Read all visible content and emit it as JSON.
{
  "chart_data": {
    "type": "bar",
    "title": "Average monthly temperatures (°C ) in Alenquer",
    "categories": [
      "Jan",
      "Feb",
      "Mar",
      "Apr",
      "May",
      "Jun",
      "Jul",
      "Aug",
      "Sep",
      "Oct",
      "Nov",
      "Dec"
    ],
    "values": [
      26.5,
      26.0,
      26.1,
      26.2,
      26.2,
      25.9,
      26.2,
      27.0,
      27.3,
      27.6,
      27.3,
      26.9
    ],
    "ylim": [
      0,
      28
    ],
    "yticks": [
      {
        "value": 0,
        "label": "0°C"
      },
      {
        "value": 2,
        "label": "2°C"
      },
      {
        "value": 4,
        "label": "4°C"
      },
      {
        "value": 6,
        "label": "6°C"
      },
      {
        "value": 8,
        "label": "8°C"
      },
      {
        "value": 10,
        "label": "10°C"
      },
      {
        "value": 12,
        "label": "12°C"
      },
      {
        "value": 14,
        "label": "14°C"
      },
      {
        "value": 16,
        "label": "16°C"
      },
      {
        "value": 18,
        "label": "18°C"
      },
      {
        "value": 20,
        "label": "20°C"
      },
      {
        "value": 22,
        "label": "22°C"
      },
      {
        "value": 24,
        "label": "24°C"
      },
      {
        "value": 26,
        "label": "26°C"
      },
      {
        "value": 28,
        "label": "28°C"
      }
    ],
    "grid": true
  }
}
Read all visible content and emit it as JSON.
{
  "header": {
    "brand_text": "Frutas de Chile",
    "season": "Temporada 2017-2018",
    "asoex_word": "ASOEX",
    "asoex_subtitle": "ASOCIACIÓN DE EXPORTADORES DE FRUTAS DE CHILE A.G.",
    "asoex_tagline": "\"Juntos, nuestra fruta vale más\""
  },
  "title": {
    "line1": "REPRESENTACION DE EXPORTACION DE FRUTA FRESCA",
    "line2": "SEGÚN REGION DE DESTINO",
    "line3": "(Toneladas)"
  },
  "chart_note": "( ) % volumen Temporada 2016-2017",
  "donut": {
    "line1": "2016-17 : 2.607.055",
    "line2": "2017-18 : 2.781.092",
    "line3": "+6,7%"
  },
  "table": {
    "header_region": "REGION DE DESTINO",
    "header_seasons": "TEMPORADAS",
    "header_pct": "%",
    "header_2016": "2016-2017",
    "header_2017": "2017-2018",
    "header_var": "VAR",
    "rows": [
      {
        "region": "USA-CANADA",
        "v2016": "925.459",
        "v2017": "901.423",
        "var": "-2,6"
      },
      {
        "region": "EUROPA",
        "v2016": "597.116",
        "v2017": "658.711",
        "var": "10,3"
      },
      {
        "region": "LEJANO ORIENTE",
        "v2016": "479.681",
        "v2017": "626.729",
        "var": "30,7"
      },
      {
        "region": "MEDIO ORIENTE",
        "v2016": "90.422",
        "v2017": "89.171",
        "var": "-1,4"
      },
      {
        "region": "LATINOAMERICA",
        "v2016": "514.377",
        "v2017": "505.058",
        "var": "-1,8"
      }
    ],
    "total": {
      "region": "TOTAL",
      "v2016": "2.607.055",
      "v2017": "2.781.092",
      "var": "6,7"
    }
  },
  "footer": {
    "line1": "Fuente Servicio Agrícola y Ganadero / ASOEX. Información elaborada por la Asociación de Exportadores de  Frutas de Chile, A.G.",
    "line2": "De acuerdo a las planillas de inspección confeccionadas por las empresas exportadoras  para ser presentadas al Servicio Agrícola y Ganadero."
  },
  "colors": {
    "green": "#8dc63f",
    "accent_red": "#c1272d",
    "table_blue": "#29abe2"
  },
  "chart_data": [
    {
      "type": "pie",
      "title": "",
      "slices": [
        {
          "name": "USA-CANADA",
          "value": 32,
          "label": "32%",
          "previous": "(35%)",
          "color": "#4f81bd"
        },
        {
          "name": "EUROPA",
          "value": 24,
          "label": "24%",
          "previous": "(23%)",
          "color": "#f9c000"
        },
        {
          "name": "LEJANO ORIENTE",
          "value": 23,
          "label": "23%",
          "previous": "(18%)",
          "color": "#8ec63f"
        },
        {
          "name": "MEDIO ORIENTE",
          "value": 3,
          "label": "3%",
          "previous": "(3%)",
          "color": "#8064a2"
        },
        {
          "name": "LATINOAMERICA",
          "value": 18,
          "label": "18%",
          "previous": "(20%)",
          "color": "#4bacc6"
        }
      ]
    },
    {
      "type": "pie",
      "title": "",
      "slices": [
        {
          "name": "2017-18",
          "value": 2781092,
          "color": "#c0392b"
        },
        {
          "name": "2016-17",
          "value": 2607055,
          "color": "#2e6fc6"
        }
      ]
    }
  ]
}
================
• Goal: Isolate each line of the listing above that includes "previous". Copy it.

• Written answer:
          "previous": "(35%)",
          "previous": "(23%)",
          "previous": "(18%)",
          "previous": "(3%)",
          "previous": "(20%)",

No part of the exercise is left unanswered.